WRITTEN TASK: Reproduce the data exactly.

Entries taken from a collection
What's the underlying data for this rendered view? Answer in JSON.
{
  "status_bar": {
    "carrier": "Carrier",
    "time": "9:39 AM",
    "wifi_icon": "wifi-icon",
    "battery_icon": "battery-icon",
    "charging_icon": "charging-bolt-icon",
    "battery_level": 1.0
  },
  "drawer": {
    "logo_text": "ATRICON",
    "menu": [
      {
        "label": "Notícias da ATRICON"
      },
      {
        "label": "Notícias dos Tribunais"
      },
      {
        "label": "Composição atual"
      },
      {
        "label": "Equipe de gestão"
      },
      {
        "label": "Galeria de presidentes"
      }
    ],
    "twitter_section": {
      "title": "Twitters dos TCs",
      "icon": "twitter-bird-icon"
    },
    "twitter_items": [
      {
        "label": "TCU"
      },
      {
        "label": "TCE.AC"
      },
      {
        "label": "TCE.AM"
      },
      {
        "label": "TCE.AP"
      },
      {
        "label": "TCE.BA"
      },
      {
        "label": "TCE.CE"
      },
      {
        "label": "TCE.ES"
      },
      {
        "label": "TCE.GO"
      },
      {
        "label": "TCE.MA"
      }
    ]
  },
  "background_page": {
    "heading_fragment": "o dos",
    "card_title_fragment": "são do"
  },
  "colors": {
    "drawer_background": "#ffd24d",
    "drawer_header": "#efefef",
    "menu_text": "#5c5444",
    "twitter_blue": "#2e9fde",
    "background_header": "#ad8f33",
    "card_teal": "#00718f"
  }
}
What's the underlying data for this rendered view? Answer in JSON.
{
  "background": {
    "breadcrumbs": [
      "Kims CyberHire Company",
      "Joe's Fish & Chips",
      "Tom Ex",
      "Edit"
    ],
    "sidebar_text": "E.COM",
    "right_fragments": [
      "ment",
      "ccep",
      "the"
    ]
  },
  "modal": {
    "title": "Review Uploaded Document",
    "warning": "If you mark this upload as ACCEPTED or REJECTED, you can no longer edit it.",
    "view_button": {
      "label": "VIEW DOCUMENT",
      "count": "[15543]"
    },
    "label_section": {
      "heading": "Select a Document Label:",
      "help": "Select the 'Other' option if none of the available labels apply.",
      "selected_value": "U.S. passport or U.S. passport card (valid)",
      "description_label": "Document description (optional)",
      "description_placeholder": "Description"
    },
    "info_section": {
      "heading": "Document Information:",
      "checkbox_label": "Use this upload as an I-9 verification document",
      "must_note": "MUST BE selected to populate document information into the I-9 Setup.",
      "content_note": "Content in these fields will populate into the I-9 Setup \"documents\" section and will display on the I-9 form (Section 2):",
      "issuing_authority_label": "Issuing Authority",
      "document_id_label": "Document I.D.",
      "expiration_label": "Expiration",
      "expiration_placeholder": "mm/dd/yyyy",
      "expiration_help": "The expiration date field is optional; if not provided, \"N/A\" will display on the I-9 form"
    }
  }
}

RESULT OF THE TASK:
What's the underlying data for this rendered view? Answer in JSON.
{
  "status_bar": {
    "carrier": "Carrier",
    "time": "9:39 AM",
    "wifi_icon": "wifi-icon",
    "battery_icon": "battery-icon",
    "charging_icon": "charging-bolt-icon",
    "battery_level": 1.0
  },
  "drawer": {
    "logo_text": "ATRICON",
    "menu": [
      {
        "label": "Notícias da ATRICON"
      },
      {
        "label": "Notícias dos Tribunais"
      },
      {
        "label": "Composição atual"
      },
      {
        "label": "Equipe de gestão"
      },
      {
        "label": "Galeria de presidentes"
      }
    ],
    "twitter_section": {
      "title": "Twitters dos TCs",
      "icon": "twitter-bird-icon"
    },
    "twitter_items": [
      {
        "label": "TCU"
      },
      {
        "label": "TCE.AC"
      },
      {
        "label": "TCE.AM"
      },
      {
        "label": "TCE.AP"
      },
      {
        "label": "TCE.BA"
      },
      {
        "label": "TCE.CE"
      },
      {
        "label": "TCE.ES"
      },
      {
        "label": "TCE.GO"
      },
      {
        "label": "TCE.MA"
      }
    ]
  },
  "background_page": {
    "heading_fragment": "o dos",
    "card_title_fragment": "são do"
  },
  "colors": {
    "drawer_background": "#ffd24d",
    "drawer_header": "#efefef",
    "menu_text": "#5c5444",
    "twitter_blue": "#2e9fde",
    "background_header": "#ad8f33",
    "card_teal": "#00718f"
  }
}
What's the underlying data for this rendered view? Answer in JSON.
{
  "background": {
    "breadcrumbs": [
      "Kims CyberHire Company",
      "Joe's Fish & Chips",
      "Tom Ex",
      "Edit"
    ],
    "sidebar_text": "E.COM",
    "right_fragments": [
      "ment",
      "ccep",
      "the"
    ]
  },
  "modal": {
    "title": "Review Uploaded Document",
    "warning": "If you mark this upload as ACCEPTED or REJECTED, you can no longer edit it.",
    "view_button": {
      "label": "VIEW DOCUMENT",
      "count": "[15543]"
    },
    "label_section": {
      "heading": "Select a Document Label:",
      "help": "Select the 'Other' option if none of the available labels apply.",
      "selected_value": "U.S. passport or U.S. passport card (valid)",
      "description_label": "Document description (optional)",
      "description_placeholder": "Description"
    },
    "info_section": {
      "heading": "Document Information:",
      "checkbox_label": "Use this upload as an I-9 verification document",
      "must_note": "MUST BE selected to populate document information into the I-9 Setup.",
      "content_note": "Content in these fields will populate into the I-9 Setup \"documents\" section and will display on the I-9 form (Section 2):",
      "issuing_authority_label": "Issuing Authority",
      "document_id_label": "Document I.D.",
      "expiration_label": "Expiration",
      "expiration_placeholder": "mm/dd/yyyy",
      "expiration_help": "The expiration date field is optional; if not provided, \"N/A\" will display on the I-9 form"
    }
  }
}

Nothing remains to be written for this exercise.